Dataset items
_____

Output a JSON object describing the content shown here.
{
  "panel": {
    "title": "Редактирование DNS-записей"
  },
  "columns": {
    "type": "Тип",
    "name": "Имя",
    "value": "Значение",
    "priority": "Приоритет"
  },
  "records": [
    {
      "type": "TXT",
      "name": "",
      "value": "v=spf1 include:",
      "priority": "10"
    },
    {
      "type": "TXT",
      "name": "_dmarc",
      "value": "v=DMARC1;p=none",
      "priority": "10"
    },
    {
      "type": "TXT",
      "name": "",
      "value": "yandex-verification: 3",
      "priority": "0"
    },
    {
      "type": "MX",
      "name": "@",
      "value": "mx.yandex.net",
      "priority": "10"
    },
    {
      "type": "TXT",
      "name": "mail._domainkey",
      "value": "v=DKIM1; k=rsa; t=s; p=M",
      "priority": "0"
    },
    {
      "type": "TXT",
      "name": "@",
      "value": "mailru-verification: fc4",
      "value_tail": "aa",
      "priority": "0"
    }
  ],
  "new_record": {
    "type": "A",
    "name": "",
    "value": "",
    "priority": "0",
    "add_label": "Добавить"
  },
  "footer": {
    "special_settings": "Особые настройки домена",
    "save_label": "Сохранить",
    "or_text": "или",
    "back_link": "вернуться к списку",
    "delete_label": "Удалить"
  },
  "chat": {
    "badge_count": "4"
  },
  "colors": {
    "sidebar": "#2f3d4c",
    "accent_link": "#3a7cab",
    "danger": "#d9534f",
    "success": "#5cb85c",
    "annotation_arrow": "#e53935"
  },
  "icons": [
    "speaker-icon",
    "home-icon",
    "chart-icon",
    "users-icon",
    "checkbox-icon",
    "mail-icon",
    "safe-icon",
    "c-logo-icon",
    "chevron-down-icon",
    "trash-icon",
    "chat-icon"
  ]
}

_____

**WHAT THE TASK REQUIRES:** Give the material above again, word for word.

**EXERCISE ANSWER:**
Output a JSON object describing the content shown here.
{
  "panel": {
    "title": "Редактирование DNS-записей"
  },
  "columns": {
    "type": "Тип",
    "name": "Имя",
    "value": "Значение",
    "priority": "Приоритет"
  },
  "records": [
    {
      "type": "TXT",
      "name": "",
      "value": "v=spf1 include:",
      "priority": "10"
    },
    {
      "type": "TXT",
      "name": "_dmarc",
      "value": "v=DMARC1;p=none",
      "priority": "10"
    },
    {
      "type": "TXT",
      "name": "",
      "value": "yandex-verification: 3",
      "priority": "0"
    },
    {
      "type": "MX",
      "name": "@",
      "value": "mx.yandex.net",
      "priority": "10"
    },
    {
      "type": "TXT",
      "name": "mail._domainkey",
      "value": "v=DKIM1; k=rsa; t=s; p=M",
      "priority": "0"
    },
    {
      "type": "TXT",
      "name": "@",
      "value": "mailru-verification: fc4",
      "value_tail": "aa",
      "priority": "0"
    }
  ],
  "new_record": {
    "type": "A",
    "name": "",
    "value": "",
    "priority": "0",
    "add_label": "Добавить"
  },
  "footer": {
    "special_settings": "Особые настройки домена",
    "save_label": "Сохранить",
    "or_text": "или",
    "back_link": "вернуться к списку",
    "delete_label": "Удалить"
  },
  "chat": {
    "badge_count": "4"
  },
  "colors": {
    "sidebar": "#2f3d4c",
    "accent_link": "#3a7cab",
    "danger": "#d9534f",
    "success": "#5cb85c",
    "annotation_arrow": "#e53935"
  },
  "icons": [
    "speaker-icon",
    "home-icon",
    "chart-icon",
    "users-icon",
    "checkbox-icon",
    "mail-icon",
    "safe-icon",
    "c-logo-icon",
    "chevron-down-icon",
    "trash-icon",
    "chat-icon"
  ]
}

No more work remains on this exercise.